Goal ▸ Find the word "archam" in the data. Return every line where it appears.

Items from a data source
____________

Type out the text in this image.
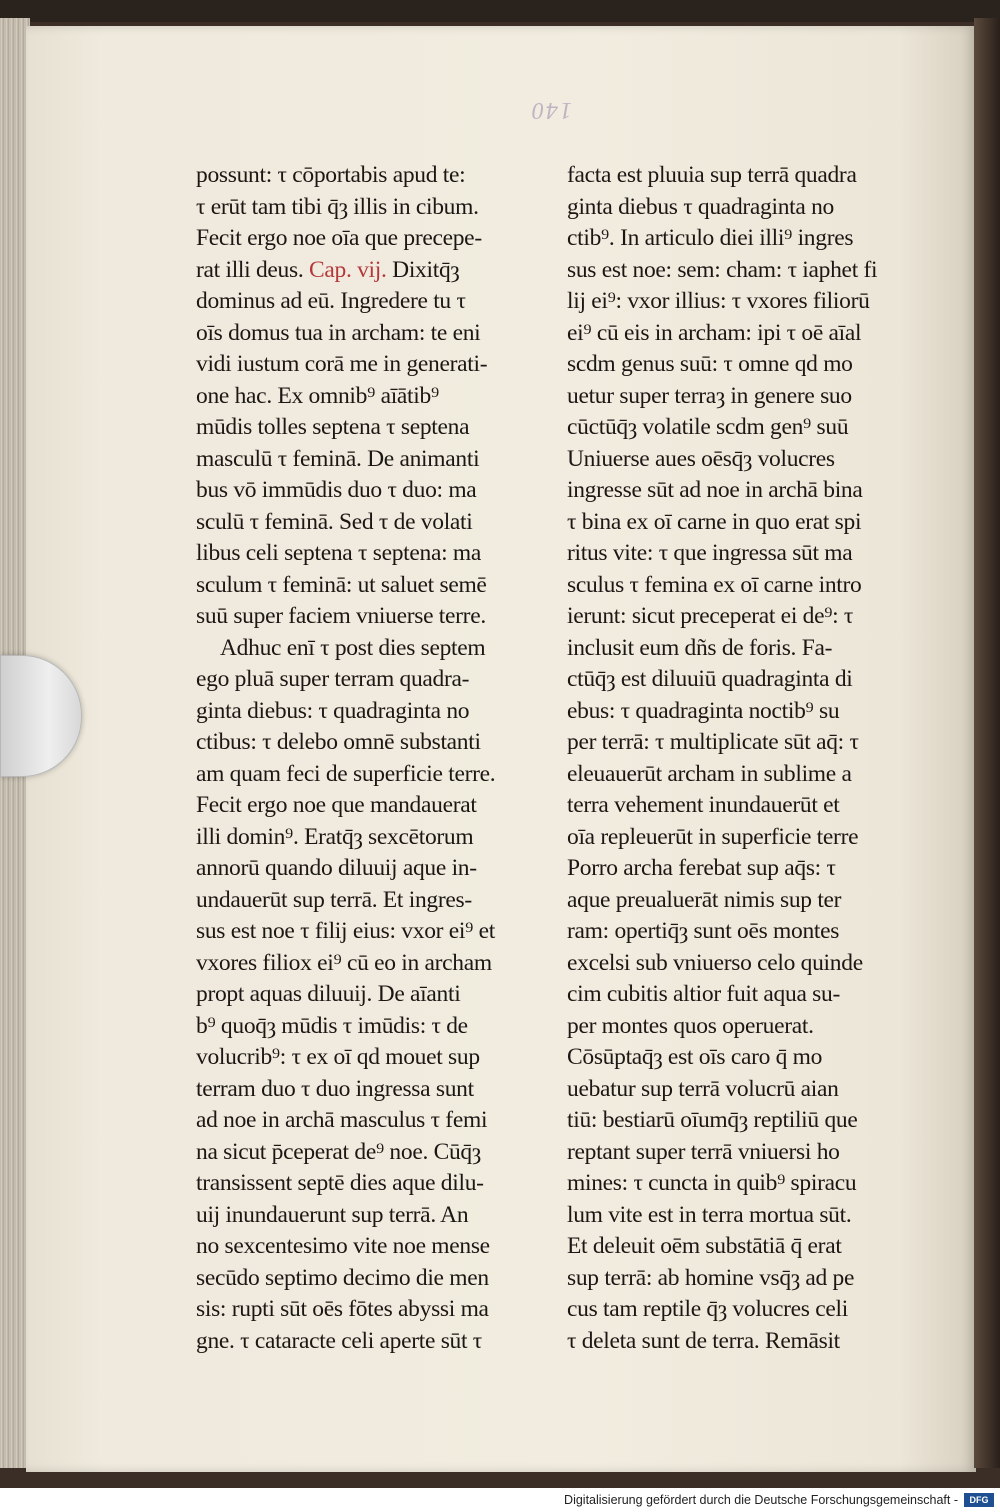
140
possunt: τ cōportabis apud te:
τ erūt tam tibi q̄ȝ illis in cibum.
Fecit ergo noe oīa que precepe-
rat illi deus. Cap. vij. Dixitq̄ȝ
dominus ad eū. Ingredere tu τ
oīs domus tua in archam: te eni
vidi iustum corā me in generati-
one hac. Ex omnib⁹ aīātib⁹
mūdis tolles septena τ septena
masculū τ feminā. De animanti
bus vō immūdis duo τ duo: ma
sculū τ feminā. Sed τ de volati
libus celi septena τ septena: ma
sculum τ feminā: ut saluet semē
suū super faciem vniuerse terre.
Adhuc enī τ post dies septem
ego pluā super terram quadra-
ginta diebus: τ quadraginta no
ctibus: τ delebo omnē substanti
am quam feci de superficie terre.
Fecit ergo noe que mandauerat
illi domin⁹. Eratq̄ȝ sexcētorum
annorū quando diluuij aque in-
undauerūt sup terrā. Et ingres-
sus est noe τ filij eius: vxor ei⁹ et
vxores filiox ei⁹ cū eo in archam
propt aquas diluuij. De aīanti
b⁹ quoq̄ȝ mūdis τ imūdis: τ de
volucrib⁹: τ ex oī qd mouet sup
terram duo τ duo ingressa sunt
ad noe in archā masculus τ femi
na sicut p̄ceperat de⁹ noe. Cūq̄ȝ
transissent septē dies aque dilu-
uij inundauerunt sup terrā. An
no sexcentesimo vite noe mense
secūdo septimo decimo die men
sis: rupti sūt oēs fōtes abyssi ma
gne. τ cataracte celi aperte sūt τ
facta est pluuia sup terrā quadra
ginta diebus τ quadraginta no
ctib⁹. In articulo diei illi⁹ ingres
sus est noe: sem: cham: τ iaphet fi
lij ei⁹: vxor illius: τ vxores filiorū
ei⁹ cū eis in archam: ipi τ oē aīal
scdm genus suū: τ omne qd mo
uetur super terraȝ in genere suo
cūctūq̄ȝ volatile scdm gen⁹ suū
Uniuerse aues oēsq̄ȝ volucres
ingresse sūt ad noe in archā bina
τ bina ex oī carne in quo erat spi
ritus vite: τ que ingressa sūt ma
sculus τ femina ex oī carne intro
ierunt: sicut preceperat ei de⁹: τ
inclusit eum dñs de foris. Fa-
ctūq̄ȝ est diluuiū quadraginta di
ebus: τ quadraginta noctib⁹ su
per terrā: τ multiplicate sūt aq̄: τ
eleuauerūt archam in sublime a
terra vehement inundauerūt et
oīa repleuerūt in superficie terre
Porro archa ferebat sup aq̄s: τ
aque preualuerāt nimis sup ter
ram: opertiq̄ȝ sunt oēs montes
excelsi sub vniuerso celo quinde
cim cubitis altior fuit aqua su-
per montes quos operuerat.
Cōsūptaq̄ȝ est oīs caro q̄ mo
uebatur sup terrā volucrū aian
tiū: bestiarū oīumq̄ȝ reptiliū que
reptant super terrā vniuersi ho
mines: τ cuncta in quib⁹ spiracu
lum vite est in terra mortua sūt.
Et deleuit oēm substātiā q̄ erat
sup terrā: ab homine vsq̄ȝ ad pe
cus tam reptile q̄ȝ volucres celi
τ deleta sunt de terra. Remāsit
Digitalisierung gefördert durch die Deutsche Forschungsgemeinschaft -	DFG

____________

Correct output ▸
oīs domus tua in archam: te eni
vxores filiox ei⁹ cū eo in archam
ei⁹ cū eis in archam: ipi τ oē aīal
eleuauerūt archam in sublime a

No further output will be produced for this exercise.